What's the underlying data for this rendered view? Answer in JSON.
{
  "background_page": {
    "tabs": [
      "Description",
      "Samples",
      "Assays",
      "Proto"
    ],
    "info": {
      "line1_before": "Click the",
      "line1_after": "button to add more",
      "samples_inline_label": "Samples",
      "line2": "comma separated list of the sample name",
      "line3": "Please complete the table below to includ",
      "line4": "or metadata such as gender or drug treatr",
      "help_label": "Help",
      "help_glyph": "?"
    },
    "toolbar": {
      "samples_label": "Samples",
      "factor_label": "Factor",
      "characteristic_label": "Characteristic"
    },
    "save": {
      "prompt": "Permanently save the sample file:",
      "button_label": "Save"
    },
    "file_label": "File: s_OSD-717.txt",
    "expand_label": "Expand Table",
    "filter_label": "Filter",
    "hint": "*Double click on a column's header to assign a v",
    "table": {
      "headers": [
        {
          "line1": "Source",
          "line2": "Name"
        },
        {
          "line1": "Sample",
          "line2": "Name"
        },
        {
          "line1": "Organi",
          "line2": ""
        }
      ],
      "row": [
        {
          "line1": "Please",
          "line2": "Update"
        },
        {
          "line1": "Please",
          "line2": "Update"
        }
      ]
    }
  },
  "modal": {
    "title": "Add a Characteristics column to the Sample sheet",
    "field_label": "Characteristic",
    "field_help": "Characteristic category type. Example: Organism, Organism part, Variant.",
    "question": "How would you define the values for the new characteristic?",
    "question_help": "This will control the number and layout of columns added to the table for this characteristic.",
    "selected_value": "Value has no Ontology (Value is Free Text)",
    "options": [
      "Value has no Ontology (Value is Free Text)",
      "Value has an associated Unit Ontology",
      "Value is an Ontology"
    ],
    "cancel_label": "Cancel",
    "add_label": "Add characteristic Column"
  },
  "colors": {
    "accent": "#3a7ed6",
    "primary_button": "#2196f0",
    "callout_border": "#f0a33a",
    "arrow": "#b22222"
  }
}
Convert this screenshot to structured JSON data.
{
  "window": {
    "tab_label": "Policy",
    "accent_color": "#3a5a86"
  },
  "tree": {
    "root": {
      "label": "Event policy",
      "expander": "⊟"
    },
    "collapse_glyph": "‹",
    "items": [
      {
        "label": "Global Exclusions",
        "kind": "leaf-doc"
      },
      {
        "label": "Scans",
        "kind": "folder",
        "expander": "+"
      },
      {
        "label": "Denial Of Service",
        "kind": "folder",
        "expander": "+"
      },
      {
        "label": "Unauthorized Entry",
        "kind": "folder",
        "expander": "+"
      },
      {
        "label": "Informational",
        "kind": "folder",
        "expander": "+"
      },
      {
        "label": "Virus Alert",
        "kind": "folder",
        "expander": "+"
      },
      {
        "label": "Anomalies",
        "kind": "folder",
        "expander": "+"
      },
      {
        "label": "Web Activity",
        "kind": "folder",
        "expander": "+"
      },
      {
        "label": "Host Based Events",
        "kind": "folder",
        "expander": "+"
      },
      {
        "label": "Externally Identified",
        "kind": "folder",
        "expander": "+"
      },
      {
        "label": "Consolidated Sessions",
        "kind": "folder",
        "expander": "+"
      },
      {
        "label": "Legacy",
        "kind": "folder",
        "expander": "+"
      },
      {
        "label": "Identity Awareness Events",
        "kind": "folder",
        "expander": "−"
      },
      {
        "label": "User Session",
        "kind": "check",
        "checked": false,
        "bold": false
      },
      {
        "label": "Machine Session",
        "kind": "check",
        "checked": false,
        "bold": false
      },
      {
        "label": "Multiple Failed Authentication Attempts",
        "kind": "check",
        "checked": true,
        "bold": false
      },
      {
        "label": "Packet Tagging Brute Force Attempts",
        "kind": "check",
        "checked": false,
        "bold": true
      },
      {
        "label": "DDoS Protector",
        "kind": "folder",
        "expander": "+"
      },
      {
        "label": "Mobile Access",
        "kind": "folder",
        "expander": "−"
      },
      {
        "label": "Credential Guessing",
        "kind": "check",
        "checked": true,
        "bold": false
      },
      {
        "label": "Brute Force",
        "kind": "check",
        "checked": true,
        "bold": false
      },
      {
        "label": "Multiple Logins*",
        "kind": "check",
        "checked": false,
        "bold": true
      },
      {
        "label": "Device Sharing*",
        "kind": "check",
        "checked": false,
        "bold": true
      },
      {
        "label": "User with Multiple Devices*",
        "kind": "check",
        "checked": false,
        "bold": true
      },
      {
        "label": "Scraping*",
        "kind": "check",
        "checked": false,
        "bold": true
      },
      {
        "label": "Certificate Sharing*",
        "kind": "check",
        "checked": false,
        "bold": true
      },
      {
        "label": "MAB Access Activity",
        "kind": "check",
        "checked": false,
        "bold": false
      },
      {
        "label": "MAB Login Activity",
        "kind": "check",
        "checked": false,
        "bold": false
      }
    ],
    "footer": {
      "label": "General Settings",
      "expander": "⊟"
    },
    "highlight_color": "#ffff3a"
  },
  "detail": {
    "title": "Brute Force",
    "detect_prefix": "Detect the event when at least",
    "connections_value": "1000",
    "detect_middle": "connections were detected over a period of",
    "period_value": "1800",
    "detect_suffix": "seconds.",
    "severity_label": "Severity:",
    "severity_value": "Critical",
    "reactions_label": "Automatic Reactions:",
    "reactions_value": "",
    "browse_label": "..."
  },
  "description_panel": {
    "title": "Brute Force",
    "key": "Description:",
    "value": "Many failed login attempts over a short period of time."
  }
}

#####

How to complete this task » Every line of the material that holds "Events" should be copied out as the answer.

Response to the task »
        "label": "Host Based Events",
        "label": "Identity Awareness Events",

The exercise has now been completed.